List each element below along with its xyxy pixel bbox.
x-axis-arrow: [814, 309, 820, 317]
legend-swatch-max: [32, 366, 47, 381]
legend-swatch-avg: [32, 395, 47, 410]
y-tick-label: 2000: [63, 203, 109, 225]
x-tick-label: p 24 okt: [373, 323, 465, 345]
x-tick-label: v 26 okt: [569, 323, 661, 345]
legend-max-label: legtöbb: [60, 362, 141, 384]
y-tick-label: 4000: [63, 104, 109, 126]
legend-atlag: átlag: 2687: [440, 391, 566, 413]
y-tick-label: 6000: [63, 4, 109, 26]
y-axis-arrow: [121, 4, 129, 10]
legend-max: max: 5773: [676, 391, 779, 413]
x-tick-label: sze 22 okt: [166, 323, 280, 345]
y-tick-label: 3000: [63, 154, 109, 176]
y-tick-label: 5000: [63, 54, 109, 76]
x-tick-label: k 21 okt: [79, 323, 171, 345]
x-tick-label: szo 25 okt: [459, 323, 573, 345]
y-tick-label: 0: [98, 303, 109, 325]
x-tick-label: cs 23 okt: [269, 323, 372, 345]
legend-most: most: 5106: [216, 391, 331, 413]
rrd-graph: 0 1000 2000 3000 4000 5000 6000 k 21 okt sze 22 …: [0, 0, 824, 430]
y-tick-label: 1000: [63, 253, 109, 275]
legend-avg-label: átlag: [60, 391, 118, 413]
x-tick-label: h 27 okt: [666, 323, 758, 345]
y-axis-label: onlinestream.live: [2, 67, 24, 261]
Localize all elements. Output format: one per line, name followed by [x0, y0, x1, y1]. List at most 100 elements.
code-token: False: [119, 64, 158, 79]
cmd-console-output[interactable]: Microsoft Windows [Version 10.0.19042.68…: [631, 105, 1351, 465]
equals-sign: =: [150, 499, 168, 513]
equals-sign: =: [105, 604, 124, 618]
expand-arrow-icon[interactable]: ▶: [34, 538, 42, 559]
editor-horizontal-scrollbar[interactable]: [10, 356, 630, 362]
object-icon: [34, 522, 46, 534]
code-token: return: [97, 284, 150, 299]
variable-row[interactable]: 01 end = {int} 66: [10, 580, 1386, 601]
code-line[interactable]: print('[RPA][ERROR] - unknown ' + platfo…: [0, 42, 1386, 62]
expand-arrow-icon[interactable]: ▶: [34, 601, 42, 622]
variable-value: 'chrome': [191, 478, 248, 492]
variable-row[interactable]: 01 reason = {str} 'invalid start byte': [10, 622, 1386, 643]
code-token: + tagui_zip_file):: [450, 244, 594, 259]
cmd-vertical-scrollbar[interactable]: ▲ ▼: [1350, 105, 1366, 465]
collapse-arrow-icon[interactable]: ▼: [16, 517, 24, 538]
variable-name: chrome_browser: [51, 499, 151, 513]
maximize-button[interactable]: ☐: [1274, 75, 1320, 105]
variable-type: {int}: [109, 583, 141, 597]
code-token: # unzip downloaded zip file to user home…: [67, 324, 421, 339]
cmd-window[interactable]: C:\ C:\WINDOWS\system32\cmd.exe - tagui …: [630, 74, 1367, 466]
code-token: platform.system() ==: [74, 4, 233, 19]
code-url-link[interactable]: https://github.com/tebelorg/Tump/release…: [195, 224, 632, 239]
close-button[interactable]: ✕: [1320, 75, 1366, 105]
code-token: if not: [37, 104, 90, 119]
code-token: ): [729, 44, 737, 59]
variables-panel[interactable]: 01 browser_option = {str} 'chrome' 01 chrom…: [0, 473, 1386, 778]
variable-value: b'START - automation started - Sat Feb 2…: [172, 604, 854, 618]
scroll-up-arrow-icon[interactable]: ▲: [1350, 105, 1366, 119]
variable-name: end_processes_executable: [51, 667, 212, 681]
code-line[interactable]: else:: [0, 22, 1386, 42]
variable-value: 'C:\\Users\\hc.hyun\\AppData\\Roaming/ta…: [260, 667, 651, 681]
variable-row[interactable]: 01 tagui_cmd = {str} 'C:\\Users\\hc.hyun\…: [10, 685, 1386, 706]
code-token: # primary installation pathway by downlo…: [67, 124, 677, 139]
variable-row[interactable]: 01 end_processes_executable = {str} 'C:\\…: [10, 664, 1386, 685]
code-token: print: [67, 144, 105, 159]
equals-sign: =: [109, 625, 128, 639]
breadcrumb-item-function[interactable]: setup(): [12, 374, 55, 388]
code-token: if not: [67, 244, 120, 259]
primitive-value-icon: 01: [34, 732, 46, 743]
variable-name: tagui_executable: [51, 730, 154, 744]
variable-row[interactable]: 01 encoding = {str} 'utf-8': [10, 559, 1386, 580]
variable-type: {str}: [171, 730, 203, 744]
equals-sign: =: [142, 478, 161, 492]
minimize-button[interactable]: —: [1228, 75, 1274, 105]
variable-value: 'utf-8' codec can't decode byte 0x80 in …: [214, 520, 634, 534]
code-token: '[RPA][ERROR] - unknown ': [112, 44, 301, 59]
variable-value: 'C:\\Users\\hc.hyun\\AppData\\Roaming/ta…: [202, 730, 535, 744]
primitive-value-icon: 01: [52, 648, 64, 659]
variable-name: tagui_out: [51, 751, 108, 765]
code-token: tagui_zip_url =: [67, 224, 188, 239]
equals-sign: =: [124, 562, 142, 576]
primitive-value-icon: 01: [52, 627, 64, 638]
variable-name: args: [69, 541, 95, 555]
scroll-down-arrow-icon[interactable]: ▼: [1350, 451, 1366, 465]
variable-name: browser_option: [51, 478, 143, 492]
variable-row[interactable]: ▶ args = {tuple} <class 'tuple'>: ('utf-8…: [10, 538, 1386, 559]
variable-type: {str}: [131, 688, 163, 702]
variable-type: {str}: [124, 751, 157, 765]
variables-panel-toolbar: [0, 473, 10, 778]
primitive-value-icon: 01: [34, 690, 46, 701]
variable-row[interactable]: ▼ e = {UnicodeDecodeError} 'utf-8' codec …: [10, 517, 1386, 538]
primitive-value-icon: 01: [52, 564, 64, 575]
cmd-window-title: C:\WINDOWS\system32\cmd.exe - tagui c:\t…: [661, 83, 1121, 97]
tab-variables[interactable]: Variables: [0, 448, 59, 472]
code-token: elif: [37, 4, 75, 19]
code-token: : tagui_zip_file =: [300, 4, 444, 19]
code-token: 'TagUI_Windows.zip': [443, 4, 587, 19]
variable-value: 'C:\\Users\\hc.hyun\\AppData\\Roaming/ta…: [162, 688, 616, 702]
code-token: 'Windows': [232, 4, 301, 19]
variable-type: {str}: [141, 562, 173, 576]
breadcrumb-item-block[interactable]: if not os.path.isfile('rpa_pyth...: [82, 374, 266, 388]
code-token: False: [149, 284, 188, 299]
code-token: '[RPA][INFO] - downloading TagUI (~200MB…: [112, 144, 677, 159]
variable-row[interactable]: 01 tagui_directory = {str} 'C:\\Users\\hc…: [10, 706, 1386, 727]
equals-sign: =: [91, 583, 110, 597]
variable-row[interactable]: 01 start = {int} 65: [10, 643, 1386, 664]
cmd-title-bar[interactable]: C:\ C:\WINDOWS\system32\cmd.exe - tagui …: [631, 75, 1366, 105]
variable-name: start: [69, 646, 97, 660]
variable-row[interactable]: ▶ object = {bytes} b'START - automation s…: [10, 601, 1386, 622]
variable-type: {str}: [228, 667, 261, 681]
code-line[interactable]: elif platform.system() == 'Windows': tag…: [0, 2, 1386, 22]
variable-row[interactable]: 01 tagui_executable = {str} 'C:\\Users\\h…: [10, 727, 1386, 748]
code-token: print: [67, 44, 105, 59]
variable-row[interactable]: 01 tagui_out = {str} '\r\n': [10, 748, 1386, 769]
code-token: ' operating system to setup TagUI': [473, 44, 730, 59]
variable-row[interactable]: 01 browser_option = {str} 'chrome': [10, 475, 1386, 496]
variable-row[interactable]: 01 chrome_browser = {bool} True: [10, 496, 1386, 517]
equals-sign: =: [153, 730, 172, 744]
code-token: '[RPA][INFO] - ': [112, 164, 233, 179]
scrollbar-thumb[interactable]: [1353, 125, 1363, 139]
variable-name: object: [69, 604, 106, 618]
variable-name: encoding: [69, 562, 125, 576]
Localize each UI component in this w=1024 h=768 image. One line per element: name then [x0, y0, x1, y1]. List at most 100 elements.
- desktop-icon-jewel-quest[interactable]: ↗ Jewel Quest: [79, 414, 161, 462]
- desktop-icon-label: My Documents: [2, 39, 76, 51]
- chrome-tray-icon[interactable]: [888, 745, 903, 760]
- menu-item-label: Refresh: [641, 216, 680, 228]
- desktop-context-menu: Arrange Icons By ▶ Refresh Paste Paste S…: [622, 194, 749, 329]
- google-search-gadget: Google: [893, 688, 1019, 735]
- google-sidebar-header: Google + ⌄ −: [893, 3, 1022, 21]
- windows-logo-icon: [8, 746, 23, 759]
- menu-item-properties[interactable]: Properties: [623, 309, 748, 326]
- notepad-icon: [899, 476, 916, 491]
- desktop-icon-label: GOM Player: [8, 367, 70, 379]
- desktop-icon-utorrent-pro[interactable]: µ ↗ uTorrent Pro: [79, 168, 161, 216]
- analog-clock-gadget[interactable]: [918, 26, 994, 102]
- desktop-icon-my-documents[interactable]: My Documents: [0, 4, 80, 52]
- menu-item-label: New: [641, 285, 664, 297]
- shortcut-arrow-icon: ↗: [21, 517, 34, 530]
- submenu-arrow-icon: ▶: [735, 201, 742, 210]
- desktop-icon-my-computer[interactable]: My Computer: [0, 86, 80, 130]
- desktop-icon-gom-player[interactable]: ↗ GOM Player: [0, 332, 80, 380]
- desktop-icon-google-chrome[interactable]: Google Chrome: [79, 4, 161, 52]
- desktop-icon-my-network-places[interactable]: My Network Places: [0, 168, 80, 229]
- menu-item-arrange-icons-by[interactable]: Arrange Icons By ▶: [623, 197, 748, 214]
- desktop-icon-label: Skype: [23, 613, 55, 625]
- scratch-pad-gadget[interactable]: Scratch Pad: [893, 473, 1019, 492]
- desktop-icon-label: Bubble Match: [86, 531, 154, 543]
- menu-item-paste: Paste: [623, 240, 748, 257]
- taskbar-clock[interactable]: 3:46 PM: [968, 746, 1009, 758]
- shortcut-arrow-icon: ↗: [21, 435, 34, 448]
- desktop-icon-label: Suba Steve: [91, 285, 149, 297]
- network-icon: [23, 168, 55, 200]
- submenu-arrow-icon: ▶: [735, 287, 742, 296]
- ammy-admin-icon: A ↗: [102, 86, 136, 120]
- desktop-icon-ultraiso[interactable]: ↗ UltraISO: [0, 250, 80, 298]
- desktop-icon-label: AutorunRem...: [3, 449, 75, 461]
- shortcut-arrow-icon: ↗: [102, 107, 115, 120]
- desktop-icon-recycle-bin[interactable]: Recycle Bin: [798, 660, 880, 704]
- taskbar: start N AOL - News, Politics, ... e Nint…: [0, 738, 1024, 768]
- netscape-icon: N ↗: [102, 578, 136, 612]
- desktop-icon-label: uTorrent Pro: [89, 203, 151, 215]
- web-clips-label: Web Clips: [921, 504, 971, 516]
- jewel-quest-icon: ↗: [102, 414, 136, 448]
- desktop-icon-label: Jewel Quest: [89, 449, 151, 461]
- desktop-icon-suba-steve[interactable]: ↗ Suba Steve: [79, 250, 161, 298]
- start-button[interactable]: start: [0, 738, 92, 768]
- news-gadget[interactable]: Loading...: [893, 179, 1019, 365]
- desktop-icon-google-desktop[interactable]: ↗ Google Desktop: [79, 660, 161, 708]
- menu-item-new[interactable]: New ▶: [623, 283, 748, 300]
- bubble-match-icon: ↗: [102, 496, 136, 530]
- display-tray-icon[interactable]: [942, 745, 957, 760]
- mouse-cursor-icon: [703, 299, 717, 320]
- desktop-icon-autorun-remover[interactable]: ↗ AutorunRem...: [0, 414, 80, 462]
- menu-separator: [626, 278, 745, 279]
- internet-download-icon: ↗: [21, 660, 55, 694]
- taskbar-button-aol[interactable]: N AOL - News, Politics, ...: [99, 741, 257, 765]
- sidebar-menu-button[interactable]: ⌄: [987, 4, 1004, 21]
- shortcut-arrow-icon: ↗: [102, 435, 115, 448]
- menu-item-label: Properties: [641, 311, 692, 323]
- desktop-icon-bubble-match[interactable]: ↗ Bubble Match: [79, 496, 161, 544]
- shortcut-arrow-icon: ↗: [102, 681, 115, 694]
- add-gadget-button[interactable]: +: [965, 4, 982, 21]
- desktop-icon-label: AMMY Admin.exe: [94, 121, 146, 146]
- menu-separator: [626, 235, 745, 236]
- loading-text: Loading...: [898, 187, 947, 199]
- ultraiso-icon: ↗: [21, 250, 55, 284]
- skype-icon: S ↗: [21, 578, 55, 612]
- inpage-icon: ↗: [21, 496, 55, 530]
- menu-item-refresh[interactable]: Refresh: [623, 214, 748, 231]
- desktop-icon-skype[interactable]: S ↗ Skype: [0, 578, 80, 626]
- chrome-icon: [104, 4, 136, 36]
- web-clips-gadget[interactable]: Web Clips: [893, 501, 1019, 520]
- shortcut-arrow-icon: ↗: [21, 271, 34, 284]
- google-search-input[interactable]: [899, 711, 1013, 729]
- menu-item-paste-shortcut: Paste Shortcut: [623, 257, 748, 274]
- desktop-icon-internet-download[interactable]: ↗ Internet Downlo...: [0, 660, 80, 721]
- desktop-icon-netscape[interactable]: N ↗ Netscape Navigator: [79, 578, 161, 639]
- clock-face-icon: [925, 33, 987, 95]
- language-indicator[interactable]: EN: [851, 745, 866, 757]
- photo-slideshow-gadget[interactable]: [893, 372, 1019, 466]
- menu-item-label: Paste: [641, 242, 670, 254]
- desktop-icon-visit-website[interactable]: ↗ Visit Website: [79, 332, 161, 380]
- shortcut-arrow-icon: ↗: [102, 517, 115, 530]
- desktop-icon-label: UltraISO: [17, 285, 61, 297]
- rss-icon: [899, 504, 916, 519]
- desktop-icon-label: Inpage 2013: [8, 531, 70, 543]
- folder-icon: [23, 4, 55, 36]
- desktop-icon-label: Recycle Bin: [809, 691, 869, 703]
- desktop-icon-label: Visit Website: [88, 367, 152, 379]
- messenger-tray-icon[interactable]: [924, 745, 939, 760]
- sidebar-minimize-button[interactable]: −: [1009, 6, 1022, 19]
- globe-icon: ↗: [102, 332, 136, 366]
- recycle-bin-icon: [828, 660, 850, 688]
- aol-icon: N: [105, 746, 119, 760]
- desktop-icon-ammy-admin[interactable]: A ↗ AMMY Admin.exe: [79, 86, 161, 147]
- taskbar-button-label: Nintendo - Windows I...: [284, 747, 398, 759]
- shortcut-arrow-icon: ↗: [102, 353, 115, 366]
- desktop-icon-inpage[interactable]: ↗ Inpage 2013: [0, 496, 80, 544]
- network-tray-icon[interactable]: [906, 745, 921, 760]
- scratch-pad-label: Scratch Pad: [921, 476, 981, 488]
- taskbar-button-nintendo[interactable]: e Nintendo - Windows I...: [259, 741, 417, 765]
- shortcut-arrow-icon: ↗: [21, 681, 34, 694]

________________

▶ _Challenge_
Reproduce the rows verbatim, starting at the first row and ending with the row that contains "x-tick-label: sze 22", both ends included.

▶ _Worked solution_
List each element below along with its xyxy pixel bbox.
x-axis-arrow: [814, 309, 820, 317]
legend-swatch-max: [32, 366, 47, 381]
legend-swatch-avg: [32, 395, 47, 410]
y-tick-label: 2000: [63, 203, 109, 225]
x-tick-label: p 24 okt: [373, 323, 465, 345]
x-tick-label: v 26 okt: [569, 323, 661, 345]
legend-max-label: legtöbb: [60, 362, 141, 384]
y-tick-label: 4000: [63, 104, 109, 126]
legend-atlag: átlag: 2687: [440, 391, 566, 413]
y-tick-label: 6000: [63, 4, 109, 26]
y-axis-arrow: [121, 4, 129, 10]
legend-max: max: 5773: [676, 391, 779, 413]
x-tick-label: sze 22 okt: [166, 323, 280, 345]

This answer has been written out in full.